FRAGMENTO DE LECTURA:
+ + + + + + +

Buscar

jueves, 17 de agosto de 2017

Más cruceños apuestan por la vida de los perros discapacitados


El sonido de un coche frenando, un aullido lastimero y los cuchicheos de algunos curiosos acercándose; el escenario de un perro atropellado es algo muy usual de ver en las calles de nuestra ciudad. Hace algunos años lo que ocurría en casi todos los casos, cuando alguien en su buena voluntad llevaba al animal al veterinario, era que el profesional recomendaba y ejecutaba la medida de “dormir” al can, un eufemismo que en muchos casos, solo sirve para dormir la conciencia por una decisión cómoda y fácil.

El proyecto Quior
No obstante, en los últimos años existe una tendencia creciente hacia valorar más la vida de las mascotas.
Esto ha llevado al surgimiento de movimientos como el Proyecto Quior, iniciado por Yerika Franco y nombrada así en honor de un perrito que rescató hace algunos años.

+ + + + + + +

EJERCICIO 1:
Traduce al inglés la siguiente oración del fragmento sobre los perros discapacitados: «No obstante, en los últimos años existe una tendencia creciente hacia valorar más la vida de las mascotas.»
EJERCICIO 2:
Prolonga el fragmento sobre los perros discapacitados a partir de su última oración.

[Registros de datos]
+ + + + + + +

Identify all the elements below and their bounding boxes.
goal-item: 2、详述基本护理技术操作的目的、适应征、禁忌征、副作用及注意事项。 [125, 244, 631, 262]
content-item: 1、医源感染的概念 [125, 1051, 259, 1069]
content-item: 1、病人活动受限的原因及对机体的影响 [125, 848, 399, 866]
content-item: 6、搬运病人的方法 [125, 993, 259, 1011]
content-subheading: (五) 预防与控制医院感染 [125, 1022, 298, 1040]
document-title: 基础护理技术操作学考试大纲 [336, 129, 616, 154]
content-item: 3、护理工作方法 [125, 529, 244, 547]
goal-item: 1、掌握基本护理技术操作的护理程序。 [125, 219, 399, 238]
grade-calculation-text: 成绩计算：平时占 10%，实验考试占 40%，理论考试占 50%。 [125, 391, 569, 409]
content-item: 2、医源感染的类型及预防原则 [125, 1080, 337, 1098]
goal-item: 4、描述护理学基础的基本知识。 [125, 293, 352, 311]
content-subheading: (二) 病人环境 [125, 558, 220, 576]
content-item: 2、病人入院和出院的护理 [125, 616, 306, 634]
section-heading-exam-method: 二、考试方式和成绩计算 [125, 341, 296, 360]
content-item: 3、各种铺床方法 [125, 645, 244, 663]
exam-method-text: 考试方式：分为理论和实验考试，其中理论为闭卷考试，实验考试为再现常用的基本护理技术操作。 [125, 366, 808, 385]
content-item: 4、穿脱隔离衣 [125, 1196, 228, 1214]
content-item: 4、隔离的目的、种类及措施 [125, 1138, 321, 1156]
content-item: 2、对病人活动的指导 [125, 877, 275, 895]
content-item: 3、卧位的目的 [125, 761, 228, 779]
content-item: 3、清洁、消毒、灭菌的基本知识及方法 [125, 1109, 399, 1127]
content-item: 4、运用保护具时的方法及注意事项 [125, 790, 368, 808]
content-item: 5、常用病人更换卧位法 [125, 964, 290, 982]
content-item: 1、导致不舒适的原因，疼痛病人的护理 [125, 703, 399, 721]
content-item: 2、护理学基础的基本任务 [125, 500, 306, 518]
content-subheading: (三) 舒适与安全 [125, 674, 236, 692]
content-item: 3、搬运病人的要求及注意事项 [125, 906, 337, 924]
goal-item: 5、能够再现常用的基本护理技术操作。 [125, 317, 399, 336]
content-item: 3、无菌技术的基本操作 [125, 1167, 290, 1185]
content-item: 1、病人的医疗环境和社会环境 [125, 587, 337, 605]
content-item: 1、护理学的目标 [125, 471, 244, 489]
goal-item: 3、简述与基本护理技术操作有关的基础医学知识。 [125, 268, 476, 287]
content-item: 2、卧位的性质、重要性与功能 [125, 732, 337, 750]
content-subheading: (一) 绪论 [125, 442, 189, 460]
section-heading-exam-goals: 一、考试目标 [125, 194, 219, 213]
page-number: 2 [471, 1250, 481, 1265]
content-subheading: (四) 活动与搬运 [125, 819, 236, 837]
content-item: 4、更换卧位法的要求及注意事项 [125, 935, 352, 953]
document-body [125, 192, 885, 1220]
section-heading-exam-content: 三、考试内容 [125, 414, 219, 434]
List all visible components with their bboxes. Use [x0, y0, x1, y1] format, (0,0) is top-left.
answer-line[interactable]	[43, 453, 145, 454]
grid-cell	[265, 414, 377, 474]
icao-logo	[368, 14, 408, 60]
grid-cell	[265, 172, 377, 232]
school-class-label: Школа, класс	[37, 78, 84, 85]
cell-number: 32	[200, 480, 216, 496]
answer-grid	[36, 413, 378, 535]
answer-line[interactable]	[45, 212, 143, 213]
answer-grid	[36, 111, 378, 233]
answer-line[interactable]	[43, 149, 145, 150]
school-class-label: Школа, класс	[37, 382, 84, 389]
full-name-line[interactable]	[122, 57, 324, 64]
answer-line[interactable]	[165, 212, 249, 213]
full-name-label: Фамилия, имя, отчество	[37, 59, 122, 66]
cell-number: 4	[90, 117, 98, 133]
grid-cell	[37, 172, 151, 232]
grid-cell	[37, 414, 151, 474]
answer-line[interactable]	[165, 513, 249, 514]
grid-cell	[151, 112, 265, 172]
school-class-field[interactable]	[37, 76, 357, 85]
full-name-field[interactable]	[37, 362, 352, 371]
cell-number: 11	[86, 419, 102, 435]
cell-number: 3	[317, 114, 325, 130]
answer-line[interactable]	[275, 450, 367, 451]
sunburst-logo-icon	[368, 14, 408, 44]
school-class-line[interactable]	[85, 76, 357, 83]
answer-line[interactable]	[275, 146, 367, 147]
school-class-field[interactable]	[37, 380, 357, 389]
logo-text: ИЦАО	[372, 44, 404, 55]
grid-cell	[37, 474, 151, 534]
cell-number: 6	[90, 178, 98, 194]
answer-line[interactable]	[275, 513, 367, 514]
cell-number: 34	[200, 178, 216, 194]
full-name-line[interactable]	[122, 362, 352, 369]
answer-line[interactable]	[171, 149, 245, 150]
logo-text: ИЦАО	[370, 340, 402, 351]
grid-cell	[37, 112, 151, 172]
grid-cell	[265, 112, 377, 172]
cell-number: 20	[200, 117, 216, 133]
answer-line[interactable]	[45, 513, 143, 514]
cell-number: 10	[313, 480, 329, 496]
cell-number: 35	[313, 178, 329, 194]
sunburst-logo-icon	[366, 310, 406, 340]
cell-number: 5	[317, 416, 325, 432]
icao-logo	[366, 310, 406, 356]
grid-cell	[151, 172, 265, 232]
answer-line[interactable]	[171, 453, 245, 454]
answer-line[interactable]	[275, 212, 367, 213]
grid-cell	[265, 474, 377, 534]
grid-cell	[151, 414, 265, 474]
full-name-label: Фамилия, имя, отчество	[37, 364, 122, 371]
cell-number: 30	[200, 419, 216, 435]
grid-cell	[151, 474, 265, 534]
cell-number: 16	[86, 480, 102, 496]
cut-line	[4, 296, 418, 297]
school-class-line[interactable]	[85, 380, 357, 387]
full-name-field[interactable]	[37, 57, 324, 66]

+ + + + + + +

RESPUESTA 1:
However, in recent years there has been a growing tendency toward valuing the lives of pets more.

RESPUESTA 2:
Según relata Franco, se trataba de un cachorro de apenas cuatro meses que fue arrollado por un vehículo en la zona de El Quior, rompiéndole las piernas y la cadera. La activista recogió al animal y cuidó de él; el cuidarlo significó descubrir lo mucho que un ser vivo puede aferrarse a la vida.
Lamentablemente el can falleció hace 2 años por complicaciones en su salud, pero en su recuerdo Franco llevó adelante el Proyecto Quior, que da soporte a dueños de mascotas discapacitadas.

La organización ha sido un éxito y actualmente aglutina a cerca de 30 propietarios de animales con distintas discapacidades y los ayuda a conseguir medicamentos y alimentos. También da refugio temporal a algunos perros y gatos, hasta que estos encuentren un hogar definitivo. La página de Facebook del Proyecto Quior tiene ya cerca de 1.000 seguidores y continúa creciendo.

Entregada a los rechazados

Singular es el caso de Maritza Ávalos, miembro de Proyecto Quior, ella tiene viviendo en su casa a tres perros con discapacidad que llegaron supuestamente para vivir temporalmente, pero que ganaron su corazón y se quedaron. Ávalos es enfermera de profesión, pero rescatista por vocación, actualmente tiene en casa a 15 perros a los que dedica toda su vida, todos ellos tienen distintos problemas de salud.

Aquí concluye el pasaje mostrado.